**Excerpted data:**
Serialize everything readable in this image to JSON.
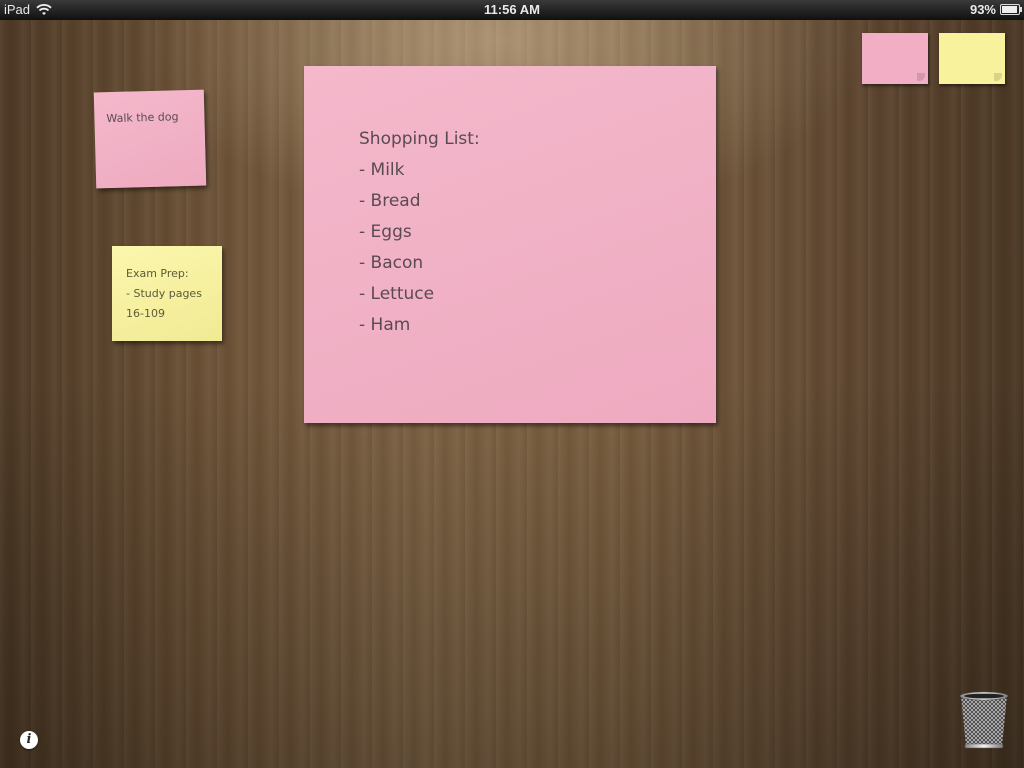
{
  "status_bar": {
    "device": "iPad",
    "time": "11:56 AM",
    "battery_percent": "93%",
    "battery_level": 0.93
  },
  "notes": {
    "walk": {
      "color": "#f2b3c7",
      "lines": [
        "Walk the dog"
      ]
    },
    "exam": {
      "color": "#f6f0a2",
      "lines": [
        "Exam Prep:",
        "- Study pages",
        "16-109"
      ]
    },
    "shopping": {
      "color": "#f2b3c7",
      "lines": [
        "Shopping List:",
        "- Milk",
        "- Bread",
        "- Eggs",
        "- Bacon",
        "- Lettuce",
        "- Ham"
      ]
    }
  },
  "palette": {
    "pink": "#f2aec4",
    "yellow": "#f7f29b"
  },
  "icons": {
    "info": "i",
    "trash": "trash-can-icon",
    "wifi": "wifi-icon",
    "battery": "battery-icon"
  }
}
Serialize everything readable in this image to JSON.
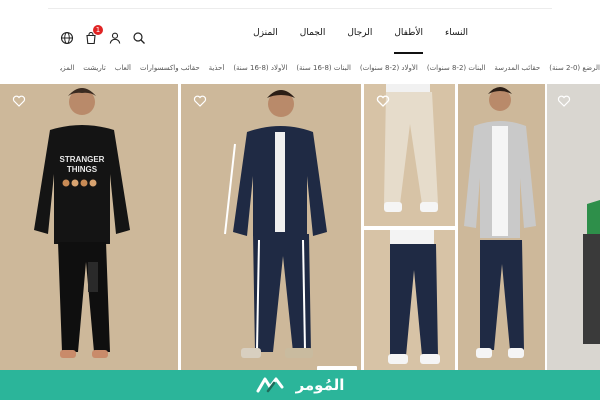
{
  "header": {
    "main_nav": [
      {
        "label": "النساء",
        "active": false
      },
      {
        "label": "الأطفال",
        "active": true
      },
      {
        "label": "الرجال",
        "active": false
      },
      {
        "label": "الجمال",
        "active": false
      },
      {
        "label": "المنزل",
        "active": false
      }
    ],
    "cart_count": "1",
    "icons": [
      "language-icon",
      "cart-icon",
      "user-icon",
      "search-icon"
    ]
  },
  "sub_nav": [
    "الرضع (0-2 سنة)",
    "حقائب المدرسة",
    "البنات (2-8 سنوات)",
    "الأولاد (2-8 سنوات)",
    "البنات (8-16 سنة)",
    "الأولاد (8-16 سنة)",
    "أحذية",
    "حقائب واكسسوارات",
    "ألعاب",
    "تاريشت",
    "المزيد"
  ],
  "products": {
    "print_text": "STRANGER THINGS",
    "accent_colors": {
      "beige": "#cdb89a",
      "navy": "#1f2a44",
      "black": "#111111",
      "grey_hoodie": "#c9c9c9"
    }
  },
  "banner": {
    "brand": "المُومر",
    "color": "#2bb59a"
  }
}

**Task requirements:** Omitting all images, retype each line of the records precisely.

**Answer to the problem:**
Serialize everything readable in this image to JSON.
{
  "status_bar": {
    "device": "iPad",
    "time": "11:56 AM",
    "battery_percent": "93%",
    "battery_level": 0.93
  },
  "notes": {
    "walk": {
      "color": "#f2b3c7",
      "lines": [
        "Walk the dog"
      ]
    },
    "exam": {
      "color": "#f6f0a2",
      "lines": [
        "Exam Prep:",
        "- Study pages",
        "16-109"
      ]
    },
    "shopping": {
      "color": "#f2b3c7",
      "lines": [
        "Shopping List:",
        "- Milk",
        "- Bread",
        "- Eggs",
        "- Bacon",
        "- Lettuce",
        "- Ham"
      ]
    }
  },
  "palette": {
    "pink": "#f2aec4",
    "yellow": "#f7f29b"
  },
  "icons": {
    "info": "i",
    "trash": "trash-can-icon",
    "wifi": "wifi-icon",
    "battery": "battery-icon"
  }
}
Serialize everything readable in this image to JSON.
{
  "header": {
    "main_nav": [
      {
        "label": "النساء",
        "active": false
      },
      {
        "label": "الأطفال",
        "active": true
      },
      {
        "label": "الرجال",
        "active": false
      },
      {
        "label": "الجمال",
        "active": false
      },
      {
        "label": "المنزل",
        "active": false
      }
    ],
    "cart_count": "1",
    "icons": [
      "language-icon",
      "cart-icon",
      "user-icon",
      "search-icon"
    ]
  },
  "sub_nav": [
    "الرضع (0-2 سنة)",
    "حقائب المدرسة",
    "البنات (2-8 سنوات)",
    "الأولاد (2-8 سنوات)",
    "البنات (8-16 سنة)",
    "الأولاد (8-16 سنة)",
    "أحذية",
    "حقائب واكسسوارات",
    "ألعاب",
    "تاريشت",
    "المزيد"
  ],
  "products": {
    "print_text": "STRANGER THINGS",
    "accent_colors": {
      "beige": "#cdb89a",
      "navy": "#1f2a44",
      "black": "#111111",
      "grey_hoodie": "#c9c9c9"
    }
  },
  "banner": {
    "brand": "المُومر",
    "color": "#2bb59a"
  }
}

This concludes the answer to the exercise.